Your task is to filter the data below down to the lines holding "Application".

================================

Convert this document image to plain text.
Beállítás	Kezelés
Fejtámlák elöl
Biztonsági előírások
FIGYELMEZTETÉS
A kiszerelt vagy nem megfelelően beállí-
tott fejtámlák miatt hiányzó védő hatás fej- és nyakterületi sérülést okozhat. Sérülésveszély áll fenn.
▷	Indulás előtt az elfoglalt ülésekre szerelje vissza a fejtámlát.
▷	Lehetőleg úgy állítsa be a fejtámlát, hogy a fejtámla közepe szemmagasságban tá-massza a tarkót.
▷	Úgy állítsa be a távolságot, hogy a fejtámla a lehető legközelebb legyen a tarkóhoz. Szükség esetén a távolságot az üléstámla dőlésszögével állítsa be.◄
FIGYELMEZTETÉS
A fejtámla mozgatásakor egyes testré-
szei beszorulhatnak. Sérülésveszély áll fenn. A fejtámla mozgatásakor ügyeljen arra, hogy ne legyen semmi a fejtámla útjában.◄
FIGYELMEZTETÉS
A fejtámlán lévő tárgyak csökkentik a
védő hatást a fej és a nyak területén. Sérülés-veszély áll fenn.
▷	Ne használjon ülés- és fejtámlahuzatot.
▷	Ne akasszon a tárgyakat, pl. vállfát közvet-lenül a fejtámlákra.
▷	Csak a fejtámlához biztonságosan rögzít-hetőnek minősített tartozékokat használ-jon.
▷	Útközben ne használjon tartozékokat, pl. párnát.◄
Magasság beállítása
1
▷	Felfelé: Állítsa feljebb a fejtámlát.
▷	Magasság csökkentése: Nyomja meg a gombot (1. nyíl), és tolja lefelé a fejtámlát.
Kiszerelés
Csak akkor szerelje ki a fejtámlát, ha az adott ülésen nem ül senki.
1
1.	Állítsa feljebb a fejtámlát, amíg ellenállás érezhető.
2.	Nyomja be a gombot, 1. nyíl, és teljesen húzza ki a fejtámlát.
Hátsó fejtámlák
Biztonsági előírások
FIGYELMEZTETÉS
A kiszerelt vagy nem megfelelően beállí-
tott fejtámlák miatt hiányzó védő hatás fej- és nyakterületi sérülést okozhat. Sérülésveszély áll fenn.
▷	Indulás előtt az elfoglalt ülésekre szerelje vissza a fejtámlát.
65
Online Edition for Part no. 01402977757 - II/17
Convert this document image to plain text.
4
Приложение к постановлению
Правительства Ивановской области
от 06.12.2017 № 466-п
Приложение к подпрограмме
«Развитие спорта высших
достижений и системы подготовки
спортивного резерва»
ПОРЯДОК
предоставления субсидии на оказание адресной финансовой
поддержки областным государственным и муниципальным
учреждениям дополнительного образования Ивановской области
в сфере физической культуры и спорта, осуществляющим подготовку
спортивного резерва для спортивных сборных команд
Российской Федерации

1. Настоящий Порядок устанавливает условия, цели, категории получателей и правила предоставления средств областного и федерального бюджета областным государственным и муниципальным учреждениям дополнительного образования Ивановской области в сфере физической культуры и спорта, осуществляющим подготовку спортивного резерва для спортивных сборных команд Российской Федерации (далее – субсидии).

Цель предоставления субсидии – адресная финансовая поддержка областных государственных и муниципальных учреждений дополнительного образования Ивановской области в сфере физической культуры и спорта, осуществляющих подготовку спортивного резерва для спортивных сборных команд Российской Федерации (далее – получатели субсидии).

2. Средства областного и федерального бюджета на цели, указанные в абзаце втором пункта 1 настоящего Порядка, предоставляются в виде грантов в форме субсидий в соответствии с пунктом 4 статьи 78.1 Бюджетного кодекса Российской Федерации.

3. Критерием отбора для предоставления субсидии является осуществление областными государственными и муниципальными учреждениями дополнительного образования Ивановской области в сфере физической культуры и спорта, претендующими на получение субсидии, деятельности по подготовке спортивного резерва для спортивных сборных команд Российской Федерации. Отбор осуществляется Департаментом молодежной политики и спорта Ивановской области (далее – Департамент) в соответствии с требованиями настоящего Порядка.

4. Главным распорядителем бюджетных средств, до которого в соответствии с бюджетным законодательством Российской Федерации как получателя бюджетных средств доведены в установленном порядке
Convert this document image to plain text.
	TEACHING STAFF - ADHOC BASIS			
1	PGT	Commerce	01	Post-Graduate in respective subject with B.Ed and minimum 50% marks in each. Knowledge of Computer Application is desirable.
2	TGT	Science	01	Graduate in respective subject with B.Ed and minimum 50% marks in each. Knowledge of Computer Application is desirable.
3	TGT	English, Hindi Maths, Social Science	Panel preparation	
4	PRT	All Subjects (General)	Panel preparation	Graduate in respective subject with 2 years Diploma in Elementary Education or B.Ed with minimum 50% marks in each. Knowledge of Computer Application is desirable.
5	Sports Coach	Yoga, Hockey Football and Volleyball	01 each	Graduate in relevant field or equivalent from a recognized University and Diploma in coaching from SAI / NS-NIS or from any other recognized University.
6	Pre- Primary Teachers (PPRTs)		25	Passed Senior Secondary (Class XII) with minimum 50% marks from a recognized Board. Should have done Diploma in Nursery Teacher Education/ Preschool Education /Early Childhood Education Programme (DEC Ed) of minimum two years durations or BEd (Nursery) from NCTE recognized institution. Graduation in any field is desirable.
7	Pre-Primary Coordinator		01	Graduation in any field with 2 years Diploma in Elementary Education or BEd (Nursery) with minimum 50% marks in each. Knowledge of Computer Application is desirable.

================================

THE REPLY:
1	PGT	Commerce	01	Post-Graduate in respective subject with B.Ed and minimum 50% marks in each. Knowledge of Computer Application is desirable.
2	TGT	Science	01	Graduate in respective subject with B.Ed and minimum 50% marks in each. Knowledge of Computer Application is desirable.
4	PRT	All Subjects (General)	Panel preparation	Graduate in respective subject with 2 years Diploma in Elementary Education or B.Ed with minimum 50% marks in each. Knowledge of Computer Application is desirable.
7	Pre-Primary Coordinator		01	Graduation in any field with 2 years Diploma in Elementary Education or BEd (Nursery) with minimum 50% marks in each. Knowledge of Computer Application is desirable.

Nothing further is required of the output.